** begin Supplied records **
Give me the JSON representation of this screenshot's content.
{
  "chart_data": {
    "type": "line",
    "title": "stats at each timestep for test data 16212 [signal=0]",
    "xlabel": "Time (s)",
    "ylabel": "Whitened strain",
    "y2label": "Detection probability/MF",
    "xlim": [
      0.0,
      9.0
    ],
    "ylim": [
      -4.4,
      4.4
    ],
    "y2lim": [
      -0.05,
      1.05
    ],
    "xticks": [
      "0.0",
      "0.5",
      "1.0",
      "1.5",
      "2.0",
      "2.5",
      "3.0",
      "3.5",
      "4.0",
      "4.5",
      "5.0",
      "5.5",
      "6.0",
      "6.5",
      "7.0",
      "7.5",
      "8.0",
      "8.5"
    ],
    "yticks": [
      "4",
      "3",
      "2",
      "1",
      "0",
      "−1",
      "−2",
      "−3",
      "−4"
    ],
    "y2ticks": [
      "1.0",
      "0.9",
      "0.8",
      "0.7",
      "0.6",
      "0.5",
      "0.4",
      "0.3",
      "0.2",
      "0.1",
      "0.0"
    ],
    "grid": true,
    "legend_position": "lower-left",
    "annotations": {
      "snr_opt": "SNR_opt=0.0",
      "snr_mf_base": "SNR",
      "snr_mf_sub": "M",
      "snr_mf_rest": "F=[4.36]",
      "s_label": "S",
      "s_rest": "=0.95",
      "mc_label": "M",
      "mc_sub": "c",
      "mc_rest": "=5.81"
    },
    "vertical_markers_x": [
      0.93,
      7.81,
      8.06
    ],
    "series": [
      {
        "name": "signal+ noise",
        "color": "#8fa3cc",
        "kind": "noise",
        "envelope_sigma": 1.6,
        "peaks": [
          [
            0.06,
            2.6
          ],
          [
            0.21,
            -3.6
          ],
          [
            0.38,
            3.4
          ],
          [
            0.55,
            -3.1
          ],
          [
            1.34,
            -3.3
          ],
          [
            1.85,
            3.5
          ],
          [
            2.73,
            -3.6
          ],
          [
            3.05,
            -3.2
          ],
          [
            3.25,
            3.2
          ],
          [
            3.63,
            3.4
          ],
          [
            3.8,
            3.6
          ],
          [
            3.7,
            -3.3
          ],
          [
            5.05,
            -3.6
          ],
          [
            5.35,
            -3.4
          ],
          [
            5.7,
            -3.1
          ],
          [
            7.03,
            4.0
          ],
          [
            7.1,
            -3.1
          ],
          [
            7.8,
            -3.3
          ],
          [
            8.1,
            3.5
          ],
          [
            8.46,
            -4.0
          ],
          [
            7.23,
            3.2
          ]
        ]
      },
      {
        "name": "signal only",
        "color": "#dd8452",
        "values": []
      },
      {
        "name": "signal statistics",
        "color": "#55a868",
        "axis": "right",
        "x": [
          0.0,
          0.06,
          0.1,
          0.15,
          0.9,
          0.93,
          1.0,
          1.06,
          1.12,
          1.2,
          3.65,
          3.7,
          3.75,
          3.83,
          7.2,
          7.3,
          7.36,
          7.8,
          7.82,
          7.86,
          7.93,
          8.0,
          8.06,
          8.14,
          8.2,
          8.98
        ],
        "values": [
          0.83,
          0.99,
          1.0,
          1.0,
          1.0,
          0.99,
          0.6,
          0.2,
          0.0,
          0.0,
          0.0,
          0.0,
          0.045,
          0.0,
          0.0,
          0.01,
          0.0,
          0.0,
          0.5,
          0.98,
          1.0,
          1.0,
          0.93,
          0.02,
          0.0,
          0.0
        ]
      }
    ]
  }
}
** end Supplied records **
### What you have to do
Set out the complete listing exactly as shown.

### Written response
Give me the JSON representation of this screenshot's content.
{
  "chart_data": {
    "type": "line",
    "title": "stats at each timestep for test data 16212 [signal=0]",
    "xlabel": "Time (s)",
    "ylabel": "Whitened strain",
    "y2label": "Detection probability/MF",
    "xlim": [
      0.0,
      9.0
    ],
    "ylim": [
      -4.4,
      4.4
    ],
    "y2lim": [
      -0.05,
      1.05
    ],
    "xticks": [
      "0.0",
      "0.5",
      "1.0",
      "1.5",
      "2.0",
      "2.5",
      "3.0",
      "3.5",
      "4.0",
      "4.5",
      "5.0",
      "5.5",
      "6.0",
      "6.5",
      "7.0",
      "7.5",
      "8.0",
      "8.5"
    ],
    "yticks": [
      "4",
      "3",
      "2",
      "1",
      "0",
      "−1",
      "−2",
      "−3",
      "−4"
    ],
    "y2ticks": [
      "1.0",
      "0.9",
      "0.8",
      "0.7",
      "0.6",
      "0.5",
      "0.4",
      "0.3",
      "0.2",
      "0.1",
      "0.0"
    ],
    "grid": true,
    "legend_position": "lower-left",
    "annotations": {
      "snr_opt": "SNR_opt=0.0",
      "snr_mf_base": "SNR",
      "snr_mf_sub": "M",
      "snr_mf_rest": "F=[4.36]",
      "s_label": "S",
      "s_rest": "=0.95",
      "mc_label": "M",
      "mc_sub": "c",
      "mc_rest": "=5.81"
    },
    "vertical_markers_x": [
      0.93,
      7.81,
      8.06
    ],
    "series": [
      {
        "name": "signal+ noise",
        "color": "#8fa3cc",
        "kind": "noise",
        "envelope_sigma": 1.6,
        "peaks": [
          [
            0.06,
            2.6
          ],
          [
            0.21,
            -3.6
          ],
          [
            0.38,
            3.4
          ],
          [
            0.55,
            -3.1
          ],
          [
            1.34,
            -3.3
          ],
          [
            1.85,
            3.5
          ],
          [
            2.73,
            -3.6
          ],
          [
            3.05,
            -3.2
          ],
          [
            3.25,
            3.2
          ],
          [
            3.63,
            3.4
          ],
          [
            3.8,
            3.6
          ],
          [
            3.7,
            -3.3
          ],
          [
            5.05,
            -3.6
          ],
          [
            5.35,
            -3.4
          ],
          [
            5.7,
            -3.1
          ],
          [
            7.03,
            4.0
          ],
          [
            7.1,
            -3.1
          ],
          [
            7.8,
            -3.3
          ],
          [
            8.1,
            3.5
          ],
          [
            8.46,
            -4.0
          ],
          [
            7.23,
            3.2
          ]
        ]
      },
      {
        "name": "signal only",
        "color": "#dd8452",
        "values": []
      },
      {
        "name": "signal statistics",
        "color": "#55a868",
        "axis": "right",
        "x": [
          0.0,
          0.06,
          0.1,
          0.15,
          0.9,
          0.93,
          1.0,
          1.06,
          1.12,
          1.2,
          3.65,
          3.7,
          3.75,
          3.83,
          7.2,
          7.3,
          7.36,
          7.8,
          7.82,
          7.86,
          7.93,
          8.0,
          8.06,
          8.14,
          8.2,
          8.98
        ],
        "values": [
          0.83,
          0.99,
          1.0,
          1.0,
          1.0,
          0.99,
          0.6,
          0.2,
          0.0,
          0.0,
          0.0,
          0.0,
          0.045,
          0.0,
          0.0,
          0.01,
          0.0,
          0.0,
          0.5,
          0.98,
          1.0,
          1.0,
          0.93,
          0.02,
          0.0,
          0.0
        ]
      }
    ]
  }
}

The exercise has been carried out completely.